** DATA TO USE **
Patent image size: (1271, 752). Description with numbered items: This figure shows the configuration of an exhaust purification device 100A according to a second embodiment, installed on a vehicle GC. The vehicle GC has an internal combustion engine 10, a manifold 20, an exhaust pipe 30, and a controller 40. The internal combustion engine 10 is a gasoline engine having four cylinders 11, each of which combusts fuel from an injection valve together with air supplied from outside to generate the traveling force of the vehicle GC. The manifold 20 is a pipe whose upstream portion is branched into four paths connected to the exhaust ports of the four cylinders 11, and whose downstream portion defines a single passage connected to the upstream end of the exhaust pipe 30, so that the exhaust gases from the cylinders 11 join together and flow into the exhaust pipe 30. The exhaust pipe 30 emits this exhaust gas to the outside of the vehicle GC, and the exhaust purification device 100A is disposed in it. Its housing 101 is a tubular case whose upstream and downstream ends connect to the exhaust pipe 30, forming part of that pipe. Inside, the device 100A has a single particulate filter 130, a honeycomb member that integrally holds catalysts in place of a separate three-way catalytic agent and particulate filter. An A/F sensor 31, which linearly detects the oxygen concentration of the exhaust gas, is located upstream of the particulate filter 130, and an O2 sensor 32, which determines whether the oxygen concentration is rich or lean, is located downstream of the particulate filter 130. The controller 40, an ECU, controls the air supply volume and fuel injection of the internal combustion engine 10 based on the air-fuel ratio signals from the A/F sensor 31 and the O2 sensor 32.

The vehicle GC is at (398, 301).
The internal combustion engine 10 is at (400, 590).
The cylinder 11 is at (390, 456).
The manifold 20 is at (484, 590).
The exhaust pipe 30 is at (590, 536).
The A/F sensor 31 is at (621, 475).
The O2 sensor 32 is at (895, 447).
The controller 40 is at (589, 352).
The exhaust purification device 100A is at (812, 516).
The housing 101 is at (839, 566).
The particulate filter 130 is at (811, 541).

** WHAT THE EXERCISE ASKS **
Quote the item above in full, word for word, with nothing added or changed.

** FINAL ANSWER **
Patent image size: (1271, 752). Description with numbered items: This figure shows the configuration of an exhaust purification device 100A according to a second embodiment, installed on a vehicle GC. The vehicle GC has an internal combustion engine 10, a manifold 20, an exhaust pipe 30, and a controller 40. The internal combustion engine 10 is a gasoline engine having four cylinders 11, each of which combusts fuel from an injection valve together with air supplied from outside to generate the traveling force of the vehicle GC. The manifold 20 is a pipe whose upstream portion is branched into four paths connected to the exhaust ports of the four cylinders 11, and whose downstream portion defines a single passage connected to the upstream end of the exhaust pipe 30, so that the exhaust gases from the cylinders 11 join together and flow into the exhaust pipe 30. The exhaust pipe 30 emits this exhaust gas to the outside of the vehicle GC, and the exhaust purification device 100A is disposed in it. Its housing 101 is a tubular case whose upstream and downstream ends connect to the exhaust pipe 30, forming part of that pipe. Inside, the device 100A has a single particulate filter 130, a honeycomb member that integrally holds catalysts in place of a separate three-way catalytic agent and particulate filter. An A/F sensor 31, which linearly detects the oxygen concentration of the exhaust gas, is located upstream of the particulate filter 130, and an O2 sensor 32, which determines whether the oxygen concentration is rich or lean, is located downstream of the particulate filter 130. The controller 40, an ECU, controls the air supply volume and fuel injection of the internal combustion engine 10 based on the air-fuel ratio signals from the A/F sensor 31 and the O2 sensor 32.

The vehicle GC is at (398, 301).
The internal combustion engine 10 is at (400, 590).
The cylinder 11 is at (390, 456).
The manifold 20 is at (484, 590).
The exhaust pipe 30 is at (590, 536).
The A/F sensor 31 is at (621, 475).
The O2 sensor 32 is at (895, 447).
The controller 40 is at (589, 352).
The exhaust purification device 100A is at (812, 516).
The housing 101 is at (839, 566).
The particulate filter 130 is at (811, 541).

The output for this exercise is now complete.